■ Exercise brief
Carry none of the pictures over; write out the complete data exactly.

┄┄┄┄┄┄┄┄┄┄┄┄┄┄┄┄┄┄┄┄

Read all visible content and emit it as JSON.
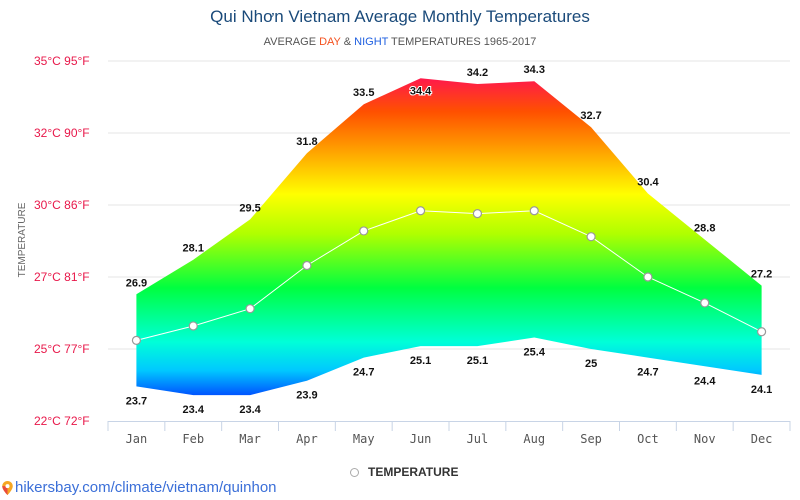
{
  "header": {
    "title": "Qui Nhơn Vietnam Average Monthly Temperatures",
    "subtitle_prefix": "AVERAGE ",
    "subtitle_day": "DAY",
    "subtitle_and": " & ",
    "subtitle_night": "NIGHT",
    "subtitle_suffix": " TEMPERATURES 1965-2017"
  },
  "colors": {
    "day_accent": "#f4511e",
    "night_accent": "#1e5fe0",
    "axis_label": "#e8184a",
    "title": "#1a4a7a",
    "link": "#3b6fd8"
  },
  "chart_data": {
    "type": "area",
    "title": "Qui Nhơn Vietnam Average Monthly Temperatures",
    "subtitle": "AVERAGE DAY & NIGHT TEMPERATURES 1965-2017",
    "xlabel": "",
    "ylabel": "TEMPERATURE",
    "categories": [
      "Jan",
      "Feb",
      "Mar",
      "Apr",
      "May",
      "Jun",
      "Jul",
      "Aug",
      "Sep",
      "Oct",
      "Nov",
      "Dec"
    ],
    "ylim": [
      22.5,
      35
    ],
    "grid": true,
    "yticks": [
      {
        "value": 35,
        "label": "35°C 95°F"
      },
      {
        "value": 32.5,
        "label": "32°C 90°F"
      },
      {
        "value": 30,
        "label": "30°C 86°F"
      },
      {
        "value": 27.5,
        "label": "27°C 81°F"
      },
      {
        "value": 25,
        "label": "25°C 77°F"
      },
      {
        "value": 22.5,
        "label": "22°C 72°F"
      }
    ],
    "series": [
      {
        "name": "Day (high)",
        "values": [
          26.9,
          28.1,
          29.5,
          31.8,
          33.5,
          34.4,
          34.2,
          34.3,
          32.7,
          30.4,
          28.8,
          27.2
        ],
        "labels": [
          "26.9",
          "28.1",
          "29.5",
          "31.8",
          "33.5",
          "34.4",
          "34.2",
          "34.3",
          "32.7",
          "30.4",
          "28.8",
          "27.2"
        ]
      },
      {
        "name": "Night (low)",
        "values": [
          23.7,
          23.4,
          23.4,
          23.9,
          24.7,
          25.1,
          25.1,
          25.4,
          25.0,
          24.7,
          24.4,
          24.1
        ],
        "labels": [
          "23.7",
          "23.4",
          "23.4",
          "23.9",
          "24.7",
          "25.1",
          "25.1",
          "25.4",
          "25",
          "24.7",
          "24.4",
          "24.1"
        ]
      },
      {
        "name": "TEMPERATURE",
        "values": [
          25.3,
          25.8,
          26.4,
          27.9,
          29.1,
          29.8,
          29.7,
          29.8,
          28.9,
          27.5,
          26.6,
          25.6
        ]
      }
    ],
    "legend": {
      "position": "bottom-center",
      "entries": [
        "TEMPERATURE"
      ]
    }
  },
  "legend": {
    "label": "TEMPERATURE"
  },
  "footer": {
    "link_text": "hikersbay.com/climate/vietnam/quinhon",
    "icon": "map-pin-icon"
  }
}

┄┄┄┄┄┄┄┄┄┄┄┄┄┄┄┄┄┄┄┄

■ The solution
Read all visible content and emit it as JSON.
{
  "header": {
    "title": "Qui Nhơn Vietnam Average Monthly Temperatures",
    "subtitle_prefix": "AVERAGE ",
    "subtitle_day": "DAY",
    "subtitle_and": " & ",
    "subtitle_night": "NIGHT",
    "subtitle_suffix": " TEMPERATURES 1965-2017"
  },
  "colors": {
    "day_accent": "#f4511e",
    "night_accent": "#1e5fe0",
    "axis_label": "#e8184a",
    "title": "#1a4a7a",
    "link": "#3b6fd8"
  },
  "chart_data": {
    "type": "area",
    "title": "Qui Nhơn Vietnam Average Monthly Temperatures",
    "subtitle": "AVERAGE DAY & NIGHT TEMPERATURES 1965-2017",
    "xlabel": "",
    "ylabel": "TEMPERATURE",
    "categories": [
      "Jan",
      "Feb",
      "Mar",
      "Apr",
      "May",
      "Jun",
      "Jul",
      "Aug",
      "Sep",
      "Oct",
      "Nov",
      "Dec"
    ],
    "ylim": [
      22.5,
      35
    ],
    "grid": true,
    "yticks": [
      {
        "value": 35,
        "label": "35°C 95°F"
      },
      {
        "value": 32.5,
        "label": "32°C 90°F"
      },
      {
        "value": 30,
        "label": "30°C 86°F"
      },
      {
        "value": 27.5,
        "label": "27°C 81°F"
      },
      {
        "value": 25,
        "label": "25°C 77°F"
      },
      {
        "value": 22.5,
        "label": "22°C 72°F"
      }
    ],
    "series": [
      {
        "name": "Day (high)",
        "values": [
          26.9,
          28.1,
          29.5,
          31.8,
          33.5,
          34.4,
          34.2,
          34.3,
          32.7,
          30.4,
          28.8,
          27.2
        ],
        "labels": [
          "26.9",
          "28.1",
          "29.5",
          "31.8",
          "33.5",
          "34.4",
          "34.2",
          "34.3",
          "32.7",
          "30.4",
          "28.8",
          "27.2"
        ]
      },
      {
        "name": "Night (low)",
        "values": [
          23.7,
          23.4,
          23.4,
          23.9,
          24.7,
          25.1,
          25.1,
          25.4,
          25.0,
          24.7,
          24.4,
          24.1
        ],
        "labels": [
          "23.7",
          "23.4",
          "23.4",
          "23.9",
          "24.7",
          "25.1",
          "25.1",
          "25.4",
          "25",
          "24.7",
          "24.4",
          "24.1"
        ]
      },
      {
        "name": "TEMPERATURE",
        "values": [
          25.3,
          25.8,
          26.4,
          27.9,
          29.1,
          29.8,
          29.7,
          29.8,
          28.9,
          27.5,
          26.6,
          25.6
        ]
      }
    ],
    "legend": {
      "position": "bottom-center",
      "entries": [
        "TEMPERATURE"
      ]
    }
  },
  "legend": {
    "label": "TEMPERATURE"
  },
  "footer": {
    "link_text": "hikersbay.com/climate/vietnam/quinhon",
    "icon": "map-pin-icon"
  }
}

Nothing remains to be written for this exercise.